:: QUESTIONS ::
A: In the passage on the PWM module, at what frequency does the module beat with the standard 12 MHz clock of the XuLA2?
B: List every module input and output named in the passage on the PWM module.

:: READING PASSAGE ::
○ ○ ○ ○ ○ ○ ○

Your clock speed is dependent on the size of this register. The clock that you present on the clk_i input of the module will be divided by 2^(number of bits). In this case, 2^8 -> 256. For the standard 12 MHz clock of the XuLA2, the PWM module will beat at 47 kHz. There are ways to increase the clock frequency in the FPGA and the XuLA2 libs have support for that. |
The dead band, in clock ticks, is passed via the band_i pin. The two complementary signals appear on pwmA_o and pwmB_o.
In the constraint file of your project, you assign that to physical Spartan-6 pins:
# PM1 connections for the pwm outputs net pwmA_o loc=m16; net pwmB_o loc=k16;
If you use a StickIt! motherboard, you get the signals at PM1, pin D4 and D6.
If you tap them from the XuLA2 directly, they are chan4 and chan6 on the expansion header.
The implementation is just an extension of what the original Xess library does.

○ ○ ○ ○ ○ ○ ○

:: DATASET EXTRACT ::
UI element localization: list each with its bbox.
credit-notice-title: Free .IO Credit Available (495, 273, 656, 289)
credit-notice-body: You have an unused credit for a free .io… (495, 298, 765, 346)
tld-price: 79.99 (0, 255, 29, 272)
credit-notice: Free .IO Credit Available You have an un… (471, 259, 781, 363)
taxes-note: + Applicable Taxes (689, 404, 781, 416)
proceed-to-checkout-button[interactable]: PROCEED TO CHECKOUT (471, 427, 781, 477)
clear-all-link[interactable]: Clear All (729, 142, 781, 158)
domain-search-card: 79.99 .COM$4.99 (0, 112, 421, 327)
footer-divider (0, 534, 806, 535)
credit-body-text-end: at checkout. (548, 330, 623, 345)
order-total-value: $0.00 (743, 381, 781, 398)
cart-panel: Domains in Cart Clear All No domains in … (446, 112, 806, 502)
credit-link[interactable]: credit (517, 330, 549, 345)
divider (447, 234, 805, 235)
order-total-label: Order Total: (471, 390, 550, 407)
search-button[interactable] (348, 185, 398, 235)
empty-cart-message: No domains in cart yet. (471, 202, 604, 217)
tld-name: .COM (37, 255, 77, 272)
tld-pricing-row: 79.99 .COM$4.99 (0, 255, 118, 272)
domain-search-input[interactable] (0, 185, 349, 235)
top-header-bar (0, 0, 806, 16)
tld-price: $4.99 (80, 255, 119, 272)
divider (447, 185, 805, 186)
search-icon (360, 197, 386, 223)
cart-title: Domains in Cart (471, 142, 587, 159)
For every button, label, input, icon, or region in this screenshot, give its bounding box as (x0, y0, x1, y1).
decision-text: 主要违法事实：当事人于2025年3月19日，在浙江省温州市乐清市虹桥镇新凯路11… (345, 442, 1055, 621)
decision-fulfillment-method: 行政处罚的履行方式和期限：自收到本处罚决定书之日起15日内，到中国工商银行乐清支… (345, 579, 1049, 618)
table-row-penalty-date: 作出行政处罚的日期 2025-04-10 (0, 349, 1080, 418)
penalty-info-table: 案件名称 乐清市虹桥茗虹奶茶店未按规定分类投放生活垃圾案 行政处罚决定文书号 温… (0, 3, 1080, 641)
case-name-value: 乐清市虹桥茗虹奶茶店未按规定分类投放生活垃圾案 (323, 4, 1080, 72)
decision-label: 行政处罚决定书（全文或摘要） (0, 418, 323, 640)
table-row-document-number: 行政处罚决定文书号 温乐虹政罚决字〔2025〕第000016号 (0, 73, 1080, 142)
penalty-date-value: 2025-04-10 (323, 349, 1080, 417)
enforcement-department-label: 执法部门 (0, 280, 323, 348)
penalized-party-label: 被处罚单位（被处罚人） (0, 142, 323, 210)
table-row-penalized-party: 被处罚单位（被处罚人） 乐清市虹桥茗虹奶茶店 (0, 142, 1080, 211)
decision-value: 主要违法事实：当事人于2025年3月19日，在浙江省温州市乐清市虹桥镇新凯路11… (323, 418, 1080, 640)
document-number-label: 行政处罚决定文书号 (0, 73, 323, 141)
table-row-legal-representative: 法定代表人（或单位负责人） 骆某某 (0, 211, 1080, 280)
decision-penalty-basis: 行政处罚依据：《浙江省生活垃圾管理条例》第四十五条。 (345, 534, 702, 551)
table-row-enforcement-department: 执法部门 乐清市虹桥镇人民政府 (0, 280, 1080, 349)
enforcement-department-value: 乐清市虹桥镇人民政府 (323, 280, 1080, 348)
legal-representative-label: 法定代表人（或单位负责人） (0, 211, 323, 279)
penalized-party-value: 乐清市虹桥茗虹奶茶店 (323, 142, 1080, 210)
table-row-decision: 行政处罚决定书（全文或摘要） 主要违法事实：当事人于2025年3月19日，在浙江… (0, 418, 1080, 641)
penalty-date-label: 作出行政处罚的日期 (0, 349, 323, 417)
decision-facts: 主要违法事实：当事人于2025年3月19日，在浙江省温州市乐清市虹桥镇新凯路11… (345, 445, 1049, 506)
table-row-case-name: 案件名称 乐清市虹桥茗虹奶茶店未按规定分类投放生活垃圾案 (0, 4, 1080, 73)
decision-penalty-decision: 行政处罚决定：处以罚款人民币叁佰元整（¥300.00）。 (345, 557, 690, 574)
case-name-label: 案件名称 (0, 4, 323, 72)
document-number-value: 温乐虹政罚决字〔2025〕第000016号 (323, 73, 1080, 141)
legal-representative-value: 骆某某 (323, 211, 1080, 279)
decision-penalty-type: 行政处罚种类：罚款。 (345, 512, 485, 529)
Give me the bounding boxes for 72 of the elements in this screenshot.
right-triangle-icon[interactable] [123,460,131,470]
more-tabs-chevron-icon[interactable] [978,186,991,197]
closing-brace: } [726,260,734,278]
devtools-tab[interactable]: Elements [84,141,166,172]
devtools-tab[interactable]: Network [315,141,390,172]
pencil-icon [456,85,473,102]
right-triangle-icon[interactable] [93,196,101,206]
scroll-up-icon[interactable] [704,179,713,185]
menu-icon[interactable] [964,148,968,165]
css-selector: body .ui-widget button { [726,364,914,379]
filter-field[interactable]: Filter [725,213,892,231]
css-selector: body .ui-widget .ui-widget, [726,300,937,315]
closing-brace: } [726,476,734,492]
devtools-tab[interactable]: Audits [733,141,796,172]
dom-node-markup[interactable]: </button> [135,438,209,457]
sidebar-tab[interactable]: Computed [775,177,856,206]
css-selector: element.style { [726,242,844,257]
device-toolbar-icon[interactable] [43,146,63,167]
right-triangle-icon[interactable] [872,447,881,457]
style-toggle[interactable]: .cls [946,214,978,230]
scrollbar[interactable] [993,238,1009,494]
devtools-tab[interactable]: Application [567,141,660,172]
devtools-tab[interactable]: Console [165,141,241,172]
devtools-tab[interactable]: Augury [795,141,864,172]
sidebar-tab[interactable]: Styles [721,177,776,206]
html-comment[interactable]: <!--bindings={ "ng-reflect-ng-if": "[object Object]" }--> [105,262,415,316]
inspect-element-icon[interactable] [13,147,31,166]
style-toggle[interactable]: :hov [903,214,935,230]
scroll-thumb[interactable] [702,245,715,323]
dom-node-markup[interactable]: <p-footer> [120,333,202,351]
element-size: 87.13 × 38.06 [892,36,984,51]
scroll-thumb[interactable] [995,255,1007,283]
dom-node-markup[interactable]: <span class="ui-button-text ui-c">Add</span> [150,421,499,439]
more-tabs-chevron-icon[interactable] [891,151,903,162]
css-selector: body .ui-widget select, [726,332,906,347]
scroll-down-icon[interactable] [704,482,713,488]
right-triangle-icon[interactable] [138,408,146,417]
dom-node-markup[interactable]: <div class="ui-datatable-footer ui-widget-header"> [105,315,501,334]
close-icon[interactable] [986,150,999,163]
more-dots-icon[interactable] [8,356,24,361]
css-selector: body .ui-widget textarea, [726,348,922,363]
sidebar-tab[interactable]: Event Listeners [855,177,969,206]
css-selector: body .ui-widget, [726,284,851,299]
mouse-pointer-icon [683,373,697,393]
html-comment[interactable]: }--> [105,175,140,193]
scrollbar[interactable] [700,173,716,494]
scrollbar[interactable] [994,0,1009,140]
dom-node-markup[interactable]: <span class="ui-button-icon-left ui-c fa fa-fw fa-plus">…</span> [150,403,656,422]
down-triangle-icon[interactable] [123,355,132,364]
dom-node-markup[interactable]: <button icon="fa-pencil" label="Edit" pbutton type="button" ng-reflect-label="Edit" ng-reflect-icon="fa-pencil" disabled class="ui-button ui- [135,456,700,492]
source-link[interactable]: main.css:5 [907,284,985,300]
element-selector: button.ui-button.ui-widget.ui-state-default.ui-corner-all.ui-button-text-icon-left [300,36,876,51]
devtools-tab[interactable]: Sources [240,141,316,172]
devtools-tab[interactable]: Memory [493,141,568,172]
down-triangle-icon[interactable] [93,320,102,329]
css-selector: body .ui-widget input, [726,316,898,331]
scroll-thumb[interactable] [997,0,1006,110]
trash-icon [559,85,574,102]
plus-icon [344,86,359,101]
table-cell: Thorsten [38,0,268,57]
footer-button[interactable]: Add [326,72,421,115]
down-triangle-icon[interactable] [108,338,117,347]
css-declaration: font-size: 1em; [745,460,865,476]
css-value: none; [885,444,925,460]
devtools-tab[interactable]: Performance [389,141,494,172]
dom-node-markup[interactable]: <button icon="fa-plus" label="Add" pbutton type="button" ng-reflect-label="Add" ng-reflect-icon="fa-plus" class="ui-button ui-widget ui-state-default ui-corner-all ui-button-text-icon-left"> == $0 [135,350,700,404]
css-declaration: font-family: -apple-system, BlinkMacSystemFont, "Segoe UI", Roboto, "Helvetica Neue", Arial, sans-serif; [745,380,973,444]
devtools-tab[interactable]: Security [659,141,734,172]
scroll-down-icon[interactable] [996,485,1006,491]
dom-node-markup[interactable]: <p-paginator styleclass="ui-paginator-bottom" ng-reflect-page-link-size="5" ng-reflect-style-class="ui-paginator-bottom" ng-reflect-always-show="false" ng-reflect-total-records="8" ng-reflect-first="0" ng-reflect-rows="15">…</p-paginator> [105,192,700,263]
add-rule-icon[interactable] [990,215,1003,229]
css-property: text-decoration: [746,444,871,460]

○ ○ ○ ○ ○ ○ ○

:: ANSWERS TO THE EXERCISE ::
A: 47 kHz

B: clk_i, band_i, pwmA_o, pwmB_o